» **Work instructions**: Locate each line in the records containing "JSON". Copy it.

» **Exercise material**:
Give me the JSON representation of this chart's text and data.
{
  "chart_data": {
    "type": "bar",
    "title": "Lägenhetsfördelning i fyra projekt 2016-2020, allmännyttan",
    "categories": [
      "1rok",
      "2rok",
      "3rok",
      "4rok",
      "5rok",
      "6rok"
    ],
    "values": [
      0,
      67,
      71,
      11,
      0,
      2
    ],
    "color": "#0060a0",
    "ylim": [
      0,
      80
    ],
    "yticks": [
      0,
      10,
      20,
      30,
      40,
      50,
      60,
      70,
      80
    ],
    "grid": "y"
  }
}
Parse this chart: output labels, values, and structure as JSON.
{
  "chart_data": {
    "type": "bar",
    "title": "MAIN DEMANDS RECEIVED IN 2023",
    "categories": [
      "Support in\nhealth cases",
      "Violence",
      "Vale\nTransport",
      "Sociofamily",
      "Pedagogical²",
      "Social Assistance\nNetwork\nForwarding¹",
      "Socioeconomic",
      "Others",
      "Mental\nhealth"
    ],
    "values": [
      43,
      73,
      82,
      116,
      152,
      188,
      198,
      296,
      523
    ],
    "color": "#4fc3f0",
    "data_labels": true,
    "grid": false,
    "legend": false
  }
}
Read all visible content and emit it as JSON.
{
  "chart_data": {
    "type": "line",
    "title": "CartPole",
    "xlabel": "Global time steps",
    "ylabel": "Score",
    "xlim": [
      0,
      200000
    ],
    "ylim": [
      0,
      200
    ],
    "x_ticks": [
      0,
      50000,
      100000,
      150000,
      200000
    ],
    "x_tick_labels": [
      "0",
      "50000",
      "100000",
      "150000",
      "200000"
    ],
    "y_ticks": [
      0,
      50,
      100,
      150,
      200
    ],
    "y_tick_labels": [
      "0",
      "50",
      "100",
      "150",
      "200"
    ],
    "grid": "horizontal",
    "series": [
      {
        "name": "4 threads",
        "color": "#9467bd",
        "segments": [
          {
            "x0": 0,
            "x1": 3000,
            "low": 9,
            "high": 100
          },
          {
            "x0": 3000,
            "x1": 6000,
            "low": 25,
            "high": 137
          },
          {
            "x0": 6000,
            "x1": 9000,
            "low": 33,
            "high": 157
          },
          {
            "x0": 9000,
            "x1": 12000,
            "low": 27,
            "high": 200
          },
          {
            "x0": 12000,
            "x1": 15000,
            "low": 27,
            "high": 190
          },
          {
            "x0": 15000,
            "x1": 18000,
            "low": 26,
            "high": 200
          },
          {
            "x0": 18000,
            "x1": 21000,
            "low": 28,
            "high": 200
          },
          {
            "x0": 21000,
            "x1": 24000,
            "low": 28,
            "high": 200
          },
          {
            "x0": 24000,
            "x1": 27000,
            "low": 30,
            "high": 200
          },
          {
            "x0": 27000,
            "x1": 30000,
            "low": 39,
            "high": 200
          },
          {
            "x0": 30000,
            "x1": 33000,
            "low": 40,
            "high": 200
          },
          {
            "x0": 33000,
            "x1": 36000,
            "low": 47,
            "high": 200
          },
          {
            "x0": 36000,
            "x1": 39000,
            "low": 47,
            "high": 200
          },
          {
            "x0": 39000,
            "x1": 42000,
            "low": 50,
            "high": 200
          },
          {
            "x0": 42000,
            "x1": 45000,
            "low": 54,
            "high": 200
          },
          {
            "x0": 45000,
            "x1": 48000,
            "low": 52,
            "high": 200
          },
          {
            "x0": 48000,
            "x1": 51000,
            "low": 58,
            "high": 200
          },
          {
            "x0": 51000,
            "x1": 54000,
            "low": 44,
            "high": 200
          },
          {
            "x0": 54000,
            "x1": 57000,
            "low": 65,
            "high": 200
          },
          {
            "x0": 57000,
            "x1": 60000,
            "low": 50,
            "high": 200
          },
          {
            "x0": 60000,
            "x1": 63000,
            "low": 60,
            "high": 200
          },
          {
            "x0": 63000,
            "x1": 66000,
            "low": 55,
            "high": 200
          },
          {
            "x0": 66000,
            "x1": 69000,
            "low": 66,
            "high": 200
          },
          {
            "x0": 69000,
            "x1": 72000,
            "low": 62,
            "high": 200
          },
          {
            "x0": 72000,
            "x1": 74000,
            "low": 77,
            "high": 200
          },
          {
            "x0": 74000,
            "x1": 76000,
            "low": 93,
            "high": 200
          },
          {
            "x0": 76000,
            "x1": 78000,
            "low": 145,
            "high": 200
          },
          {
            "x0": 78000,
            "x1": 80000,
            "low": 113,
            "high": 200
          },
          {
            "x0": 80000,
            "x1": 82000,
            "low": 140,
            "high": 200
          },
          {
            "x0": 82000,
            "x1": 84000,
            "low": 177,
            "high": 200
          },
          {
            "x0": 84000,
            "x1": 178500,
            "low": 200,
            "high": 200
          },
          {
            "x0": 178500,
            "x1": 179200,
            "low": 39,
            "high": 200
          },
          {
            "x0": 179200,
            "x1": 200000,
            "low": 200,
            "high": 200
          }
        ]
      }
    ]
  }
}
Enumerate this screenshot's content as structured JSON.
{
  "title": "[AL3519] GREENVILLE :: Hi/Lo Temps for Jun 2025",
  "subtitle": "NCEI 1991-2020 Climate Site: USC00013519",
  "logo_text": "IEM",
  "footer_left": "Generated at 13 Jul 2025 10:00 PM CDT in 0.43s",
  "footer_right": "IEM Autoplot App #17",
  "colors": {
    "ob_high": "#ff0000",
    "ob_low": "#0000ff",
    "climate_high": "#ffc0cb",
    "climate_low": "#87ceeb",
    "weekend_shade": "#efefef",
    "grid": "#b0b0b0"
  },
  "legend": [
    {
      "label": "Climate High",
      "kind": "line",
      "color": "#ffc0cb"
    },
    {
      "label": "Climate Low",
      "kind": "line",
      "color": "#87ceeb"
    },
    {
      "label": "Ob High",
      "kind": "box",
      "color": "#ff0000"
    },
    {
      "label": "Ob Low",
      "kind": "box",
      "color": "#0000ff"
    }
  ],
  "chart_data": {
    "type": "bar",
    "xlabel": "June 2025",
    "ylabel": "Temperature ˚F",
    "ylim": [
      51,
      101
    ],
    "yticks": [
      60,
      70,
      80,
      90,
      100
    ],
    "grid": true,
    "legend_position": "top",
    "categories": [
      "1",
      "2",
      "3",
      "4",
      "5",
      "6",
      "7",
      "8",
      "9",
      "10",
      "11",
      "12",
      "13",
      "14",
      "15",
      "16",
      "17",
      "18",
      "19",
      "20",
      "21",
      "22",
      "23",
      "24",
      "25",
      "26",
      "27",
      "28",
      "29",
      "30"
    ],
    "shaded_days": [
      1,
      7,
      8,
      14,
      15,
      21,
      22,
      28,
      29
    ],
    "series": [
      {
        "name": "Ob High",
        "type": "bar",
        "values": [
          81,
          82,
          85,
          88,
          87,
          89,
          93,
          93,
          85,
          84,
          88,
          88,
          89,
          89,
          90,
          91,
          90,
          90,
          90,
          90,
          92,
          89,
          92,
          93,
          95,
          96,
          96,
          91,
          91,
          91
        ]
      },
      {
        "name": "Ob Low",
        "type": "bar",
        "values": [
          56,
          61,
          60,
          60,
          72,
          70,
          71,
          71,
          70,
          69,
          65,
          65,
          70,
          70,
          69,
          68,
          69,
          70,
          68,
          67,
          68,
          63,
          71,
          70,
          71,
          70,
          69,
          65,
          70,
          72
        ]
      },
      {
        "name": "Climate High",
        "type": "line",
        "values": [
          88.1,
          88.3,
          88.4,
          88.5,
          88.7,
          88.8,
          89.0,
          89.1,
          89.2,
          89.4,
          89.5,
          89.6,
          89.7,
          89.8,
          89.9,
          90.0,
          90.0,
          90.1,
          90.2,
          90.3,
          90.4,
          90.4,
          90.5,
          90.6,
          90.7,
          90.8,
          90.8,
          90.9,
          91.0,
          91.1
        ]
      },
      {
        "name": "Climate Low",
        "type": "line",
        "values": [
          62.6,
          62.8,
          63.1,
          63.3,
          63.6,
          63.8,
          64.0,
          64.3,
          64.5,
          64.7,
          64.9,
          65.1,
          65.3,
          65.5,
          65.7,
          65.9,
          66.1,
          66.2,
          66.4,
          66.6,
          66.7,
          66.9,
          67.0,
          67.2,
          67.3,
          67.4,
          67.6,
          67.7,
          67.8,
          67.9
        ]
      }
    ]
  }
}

» **In response**:
Give me the JSON representation of this chart's text and data.
Parse this chart: output labels, values, and structure as JSON.
Read all visible content and emit it as JSON.
Enumerate this screenshot's content as structured JSON.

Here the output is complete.